__Objective__: Set out every line bearing the string "Cilicians".
--- Start ---
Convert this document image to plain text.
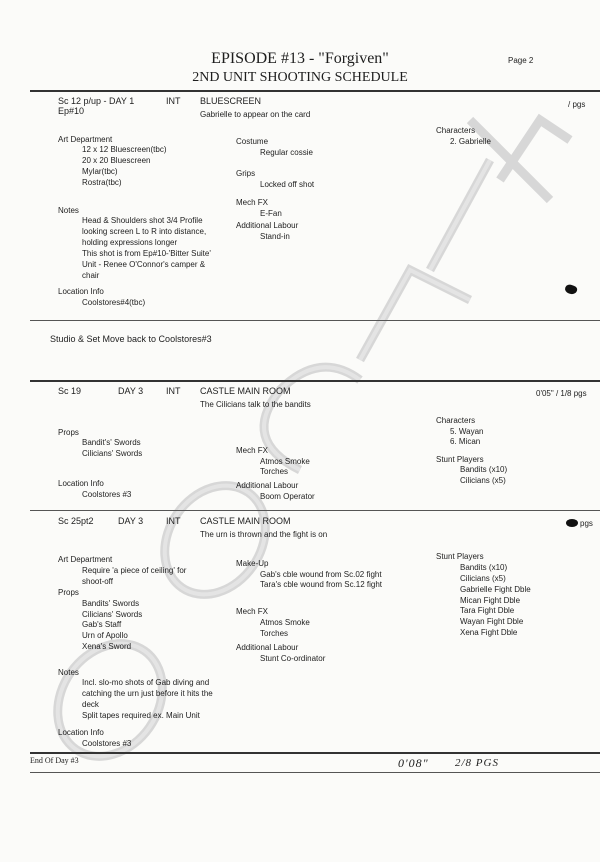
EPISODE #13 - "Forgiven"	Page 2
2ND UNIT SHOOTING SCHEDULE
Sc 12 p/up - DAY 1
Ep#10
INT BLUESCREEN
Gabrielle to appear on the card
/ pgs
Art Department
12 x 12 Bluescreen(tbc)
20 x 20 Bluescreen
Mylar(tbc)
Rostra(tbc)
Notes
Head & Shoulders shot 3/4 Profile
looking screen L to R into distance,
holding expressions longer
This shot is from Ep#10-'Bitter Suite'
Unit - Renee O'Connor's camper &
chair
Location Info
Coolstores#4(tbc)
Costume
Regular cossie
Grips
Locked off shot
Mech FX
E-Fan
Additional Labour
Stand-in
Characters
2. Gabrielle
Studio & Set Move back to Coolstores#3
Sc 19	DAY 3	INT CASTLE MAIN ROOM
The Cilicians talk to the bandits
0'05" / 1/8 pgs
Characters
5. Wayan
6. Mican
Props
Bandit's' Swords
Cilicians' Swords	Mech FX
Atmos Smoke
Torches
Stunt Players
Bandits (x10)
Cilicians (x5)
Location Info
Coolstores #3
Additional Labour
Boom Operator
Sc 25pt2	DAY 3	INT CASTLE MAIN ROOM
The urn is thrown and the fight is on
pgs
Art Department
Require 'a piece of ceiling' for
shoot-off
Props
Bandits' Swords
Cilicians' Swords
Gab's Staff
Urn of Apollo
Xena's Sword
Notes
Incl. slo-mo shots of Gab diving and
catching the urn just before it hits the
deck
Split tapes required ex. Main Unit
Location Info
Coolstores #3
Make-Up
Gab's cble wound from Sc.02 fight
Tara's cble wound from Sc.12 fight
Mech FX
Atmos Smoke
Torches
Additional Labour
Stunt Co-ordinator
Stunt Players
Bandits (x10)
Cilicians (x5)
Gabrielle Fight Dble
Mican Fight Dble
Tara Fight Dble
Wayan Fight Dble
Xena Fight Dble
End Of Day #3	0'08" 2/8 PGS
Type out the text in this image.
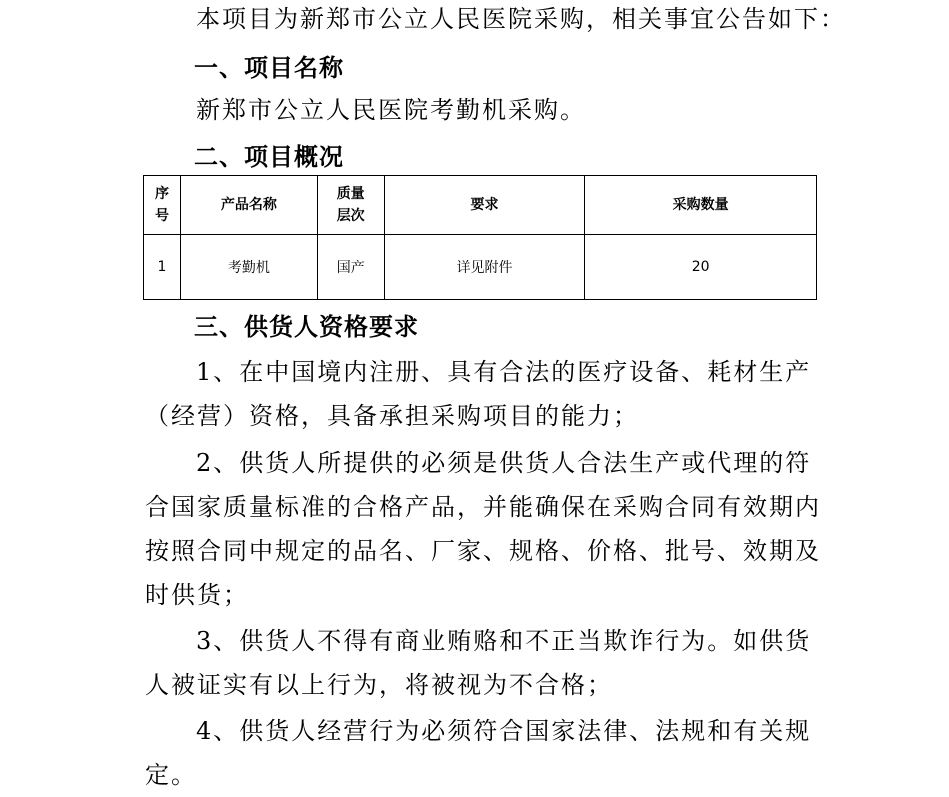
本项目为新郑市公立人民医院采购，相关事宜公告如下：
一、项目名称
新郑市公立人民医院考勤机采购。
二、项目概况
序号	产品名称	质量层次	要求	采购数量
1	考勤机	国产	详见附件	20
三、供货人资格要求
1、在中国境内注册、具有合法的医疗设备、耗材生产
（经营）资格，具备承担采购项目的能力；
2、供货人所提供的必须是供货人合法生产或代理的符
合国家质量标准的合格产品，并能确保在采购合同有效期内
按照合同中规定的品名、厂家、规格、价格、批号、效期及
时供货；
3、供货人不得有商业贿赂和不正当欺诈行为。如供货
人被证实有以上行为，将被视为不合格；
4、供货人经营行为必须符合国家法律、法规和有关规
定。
--- End ---
__Answer in full__:
The Cilicians talk to the bandits
Cilicians' Swords	Mech FX
Cilicians (x5)
Cilicians' Swords
Cilicians (x5)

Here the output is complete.